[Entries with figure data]
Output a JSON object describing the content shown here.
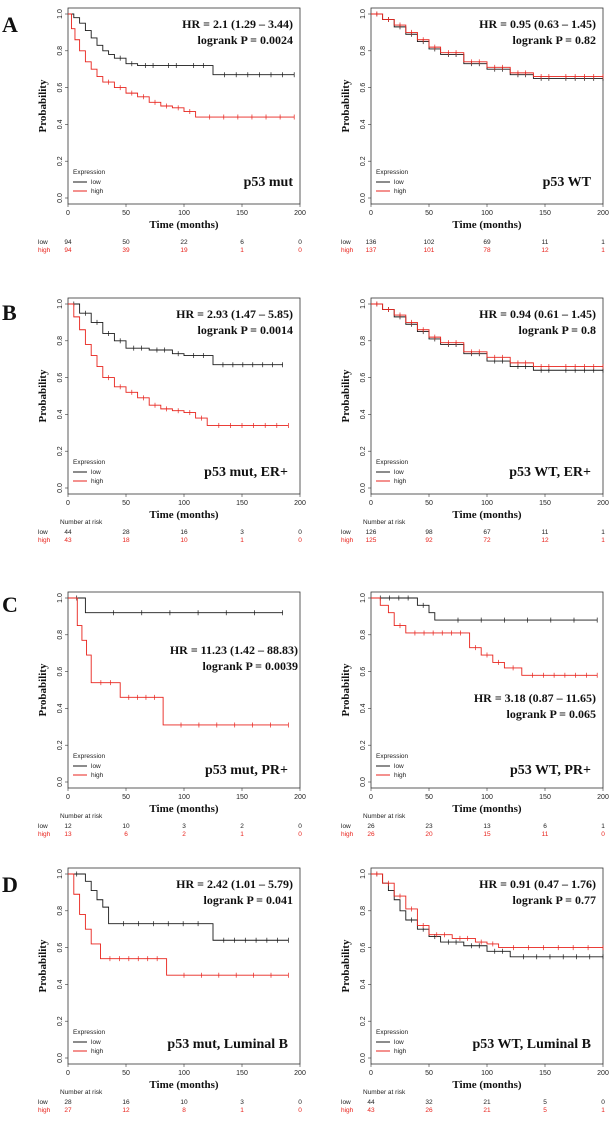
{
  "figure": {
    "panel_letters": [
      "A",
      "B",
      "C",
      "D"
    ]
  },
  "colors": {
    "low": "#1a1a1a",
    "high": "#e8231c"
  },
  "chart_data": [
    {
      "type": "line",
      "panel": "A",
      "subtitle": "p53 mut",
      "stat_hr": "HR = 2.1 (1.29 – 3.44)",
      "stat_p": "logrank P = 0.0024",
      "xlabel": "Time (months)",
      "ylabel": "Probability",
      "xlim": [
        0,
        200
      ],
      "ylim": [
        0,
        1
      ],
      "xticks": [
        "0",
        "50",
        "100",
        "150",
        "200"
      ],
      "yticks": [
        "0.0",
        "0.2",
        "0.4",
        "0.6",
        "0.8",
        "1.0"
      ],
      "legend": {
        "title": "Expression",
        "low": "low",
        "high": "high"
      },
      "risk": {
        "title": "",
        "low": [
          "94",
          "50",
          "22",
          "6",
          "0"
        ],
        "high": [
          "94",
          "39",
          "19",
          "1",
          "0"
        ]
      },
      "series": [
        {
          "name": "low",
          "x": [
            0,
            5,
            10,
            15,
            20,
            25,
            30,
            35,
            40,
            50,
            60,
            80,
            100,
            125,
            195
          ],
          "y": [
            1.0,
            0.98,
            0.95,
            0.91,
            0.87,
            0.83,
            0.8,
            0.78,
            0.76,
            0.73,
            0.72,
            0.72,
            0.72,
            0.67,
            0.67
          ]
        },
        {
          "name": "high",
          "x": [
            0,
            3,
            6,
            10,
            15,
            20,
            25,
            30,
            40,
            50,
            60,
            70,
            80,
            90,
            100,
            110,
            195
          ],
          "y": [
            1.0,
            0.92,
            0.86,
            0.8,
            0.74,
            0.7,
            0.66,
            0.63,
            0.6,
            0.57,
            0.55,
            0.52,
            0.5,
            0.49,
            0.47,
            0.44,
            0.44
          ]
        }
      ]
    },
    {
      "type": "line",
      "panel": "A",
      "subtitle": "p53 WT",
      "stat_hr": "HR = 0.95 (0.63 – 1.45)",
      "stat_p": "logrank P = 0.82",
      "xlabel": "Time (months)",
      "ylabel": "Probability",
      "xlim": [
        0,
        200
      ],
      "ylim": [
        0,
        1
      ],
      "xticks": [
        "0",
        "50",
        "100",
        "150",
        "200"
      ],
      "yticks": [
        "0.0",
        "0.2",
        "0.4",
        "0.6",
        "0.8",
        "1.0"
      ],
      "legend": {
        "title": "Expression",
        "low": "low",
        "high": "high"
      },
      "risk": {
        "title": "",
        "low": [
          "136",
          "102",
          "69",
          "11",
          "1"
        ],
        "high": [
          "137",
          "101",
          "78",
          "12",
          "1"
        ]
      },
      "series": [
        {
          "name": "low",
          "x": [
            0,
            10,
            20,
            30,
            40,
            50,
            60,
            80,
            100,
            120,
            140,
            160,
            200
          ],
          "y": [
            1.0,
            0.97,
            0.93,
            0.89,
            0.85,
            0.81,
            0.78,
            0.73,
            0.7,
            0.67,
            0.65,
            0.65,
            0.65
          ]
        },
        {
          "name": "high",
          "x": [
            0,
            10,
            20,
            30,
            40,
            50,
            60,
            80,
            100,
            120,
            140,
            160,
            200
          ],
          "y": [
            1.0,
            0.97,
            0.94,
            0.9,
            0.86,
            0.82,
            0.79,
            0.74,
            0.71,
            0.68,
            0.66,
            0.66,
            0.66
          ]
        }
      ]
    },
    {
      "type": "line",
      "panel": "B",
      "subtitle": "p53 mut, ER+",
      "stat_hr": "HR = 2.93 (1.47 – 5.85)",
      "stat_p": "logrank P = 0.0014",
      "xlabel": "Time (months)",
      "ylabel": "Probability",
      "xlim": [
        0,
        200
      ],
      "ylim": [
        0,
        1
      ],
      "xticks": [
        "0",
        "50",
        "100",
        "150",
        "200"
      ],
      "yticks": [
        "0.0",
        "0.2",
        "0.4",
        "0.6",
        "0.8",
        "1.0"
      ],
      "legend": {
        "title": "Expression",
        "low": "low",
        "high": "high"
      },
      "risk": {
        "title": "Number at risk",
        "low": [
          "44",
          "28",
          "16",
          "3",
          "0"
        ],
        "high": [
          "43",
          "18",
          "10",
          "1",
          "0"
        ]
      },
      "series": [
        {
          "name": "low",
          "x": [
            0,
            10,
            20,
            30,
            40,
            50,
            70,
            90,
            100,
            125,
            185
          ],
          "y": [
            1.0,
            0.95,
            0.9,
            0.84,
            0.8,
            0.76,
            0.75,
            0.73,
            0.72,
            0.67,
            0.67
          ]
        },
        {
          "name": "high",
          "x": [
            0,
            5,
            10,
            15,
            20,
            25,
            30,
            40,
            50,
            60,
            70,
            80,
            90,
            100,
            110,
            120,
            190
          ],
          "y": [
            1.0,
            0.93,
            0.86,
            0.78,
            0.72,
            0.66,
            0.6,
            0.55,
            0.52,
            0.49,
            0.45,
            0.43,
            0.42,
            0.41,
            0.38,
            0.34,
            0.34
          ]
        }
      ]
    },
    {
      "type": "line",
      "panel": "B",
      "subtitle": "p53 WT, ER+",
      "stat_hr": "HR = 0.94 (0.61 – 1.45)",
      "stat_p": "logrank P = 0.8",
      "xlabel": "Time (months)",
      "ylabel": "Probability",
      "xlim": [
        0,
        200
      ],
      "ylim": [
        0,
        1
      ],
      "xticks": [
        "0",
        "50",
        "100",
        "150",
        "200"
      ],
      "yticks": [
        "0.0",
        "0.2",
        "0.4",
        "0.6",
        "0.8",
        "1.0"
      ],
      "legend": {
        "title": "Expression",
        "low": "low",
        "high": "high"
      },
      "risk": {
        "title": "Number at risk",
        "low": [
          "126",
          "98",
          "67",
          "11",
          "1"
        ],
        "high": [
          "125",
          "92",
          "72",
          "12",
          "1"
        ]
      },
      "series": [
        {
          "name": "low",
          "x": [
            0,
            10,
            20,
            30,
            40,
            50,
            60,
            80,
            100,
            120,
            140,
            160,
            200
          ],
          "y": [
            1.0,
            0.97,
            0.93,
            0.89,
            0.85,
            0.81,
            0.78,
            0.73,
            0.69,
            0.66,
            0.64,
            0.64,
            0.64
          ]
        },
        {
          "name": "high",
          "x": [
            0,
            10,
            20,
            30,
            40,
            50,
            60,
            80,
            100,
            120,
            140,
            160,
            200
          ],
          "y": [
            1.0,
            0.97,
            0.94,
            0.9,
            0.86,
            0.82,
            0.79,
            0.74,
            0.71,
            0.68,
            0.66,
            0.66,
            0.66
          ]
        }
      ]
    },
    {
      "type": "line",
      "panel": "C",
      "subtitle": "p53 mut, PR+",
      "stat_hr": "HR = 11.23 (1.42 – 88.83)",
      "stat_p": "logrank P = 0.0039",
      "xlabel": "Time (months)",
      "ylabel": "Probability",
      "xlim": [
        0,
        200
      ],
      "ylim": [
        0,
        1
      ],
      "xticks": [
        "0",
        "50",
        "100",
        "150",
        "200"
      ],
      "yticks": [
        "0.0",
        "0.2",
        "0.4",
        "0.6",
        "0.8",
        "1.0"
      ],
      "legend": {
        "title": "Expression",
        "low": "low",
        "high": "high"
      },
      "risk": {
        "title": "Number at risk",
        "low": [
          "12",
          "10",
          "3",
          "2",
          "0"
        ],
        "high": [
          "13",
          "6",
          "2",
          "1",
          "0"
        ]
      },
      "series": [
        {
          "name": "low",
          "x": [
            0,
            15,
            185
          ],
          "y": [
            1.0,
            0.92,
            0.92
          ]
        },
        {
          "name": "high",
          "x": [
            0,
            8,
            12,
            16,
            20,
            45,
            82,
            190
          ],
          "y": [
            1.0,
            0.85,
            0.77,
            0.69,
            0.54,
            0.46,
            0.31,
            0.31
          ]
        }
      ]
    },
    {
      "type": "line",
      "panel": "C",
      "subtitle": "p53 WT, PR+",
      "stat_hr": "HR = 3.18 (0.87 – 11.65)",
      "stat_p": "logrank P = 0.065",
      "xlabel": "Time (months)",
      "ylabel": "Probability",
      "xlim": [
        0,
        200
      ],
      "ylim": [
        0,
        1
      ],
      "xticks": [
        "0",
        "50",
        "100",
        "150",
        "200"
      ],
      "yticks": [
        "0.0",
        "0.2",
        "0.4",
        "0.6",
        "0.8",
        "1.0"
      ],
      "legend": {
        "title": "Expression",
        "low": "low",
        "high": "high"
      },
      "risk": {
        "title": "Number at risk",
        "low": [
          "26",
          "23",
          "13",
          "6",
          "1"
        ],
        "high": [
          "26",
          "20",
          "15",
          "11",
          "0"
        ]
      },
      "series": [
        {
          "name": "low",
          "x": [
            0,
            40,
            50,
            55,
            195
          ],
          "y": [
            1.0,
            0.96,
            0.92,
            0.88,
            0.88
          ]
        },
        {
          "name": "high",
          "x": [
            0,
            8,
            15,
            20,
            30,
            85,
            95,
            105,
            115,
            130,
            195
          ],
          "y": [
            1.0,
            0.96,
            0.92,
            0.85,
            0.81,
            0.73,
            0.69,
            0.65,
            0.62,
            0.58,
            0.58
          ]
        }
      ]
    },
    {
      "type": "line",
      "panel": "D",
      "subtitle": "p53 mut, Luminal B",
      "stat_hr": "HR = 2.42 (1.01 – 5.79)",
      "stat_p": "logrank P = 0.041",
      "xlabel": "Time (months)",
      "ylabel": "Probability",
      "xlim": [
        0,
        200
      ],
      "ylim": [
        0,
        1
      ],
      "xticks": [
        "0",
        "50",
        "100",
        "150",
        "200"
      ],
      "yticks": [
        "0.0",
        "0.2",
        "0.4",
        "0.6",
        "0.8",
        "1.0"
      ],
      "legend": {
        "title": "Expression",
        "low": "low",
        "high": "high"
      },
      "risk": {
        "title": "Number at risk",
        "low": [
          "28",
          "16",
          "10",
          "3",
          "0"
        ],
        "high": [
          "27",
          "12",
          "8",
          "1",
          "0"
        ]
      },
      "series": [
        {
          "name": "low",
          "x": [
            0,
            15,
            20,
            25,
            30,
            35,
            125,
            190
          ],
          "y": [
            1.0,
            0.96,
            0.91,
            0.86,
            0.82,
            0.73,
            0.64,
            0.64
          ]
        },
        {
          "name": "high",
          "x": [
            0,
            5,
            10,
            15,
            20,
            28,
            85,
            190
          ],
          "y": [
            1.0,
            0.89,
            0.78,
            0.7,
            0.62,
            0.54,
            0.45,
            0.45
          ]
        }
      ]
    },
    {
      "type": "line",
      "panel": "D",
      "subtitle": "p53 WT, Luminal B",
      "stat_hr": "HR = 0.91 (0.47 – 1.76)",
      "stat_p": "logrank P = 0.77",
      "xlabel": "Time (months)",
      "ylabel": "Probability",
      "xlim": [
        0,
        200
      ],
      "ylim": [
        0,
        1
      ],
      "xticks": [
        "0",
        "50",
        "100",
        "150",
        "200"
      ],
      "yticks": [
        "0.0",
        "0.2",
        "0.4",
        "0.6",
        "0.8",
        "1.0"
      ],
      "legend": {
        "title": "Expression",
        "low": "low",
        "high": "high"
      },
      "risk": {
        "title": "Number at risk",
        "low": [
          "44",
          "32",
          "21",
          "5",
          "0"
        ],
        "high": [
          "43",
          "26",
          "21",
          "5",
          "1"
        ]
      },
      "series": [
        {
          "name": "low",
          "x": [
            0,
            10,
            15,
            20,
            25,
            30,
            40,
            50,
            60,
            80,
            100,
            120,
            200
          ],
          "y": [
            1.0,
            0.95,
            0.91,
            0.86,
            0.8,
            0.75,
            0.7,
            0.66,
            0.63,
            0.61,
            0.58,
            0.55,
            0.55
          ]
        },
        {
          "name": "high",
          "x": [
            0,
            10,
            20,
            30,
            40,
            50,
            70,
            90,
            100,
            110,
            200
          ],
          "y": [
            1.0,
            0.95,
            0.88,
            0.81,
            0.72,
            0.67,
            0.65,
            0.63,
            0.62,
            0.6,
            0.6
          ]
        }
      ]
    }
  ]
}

What to produce: Search the listing for the string "Luminal". Copy each line where it turns up.

Exercise answer:
      "subtitle": "p53 mut, Luminal B",
      "subtitle": "p53 WT, Luminal B",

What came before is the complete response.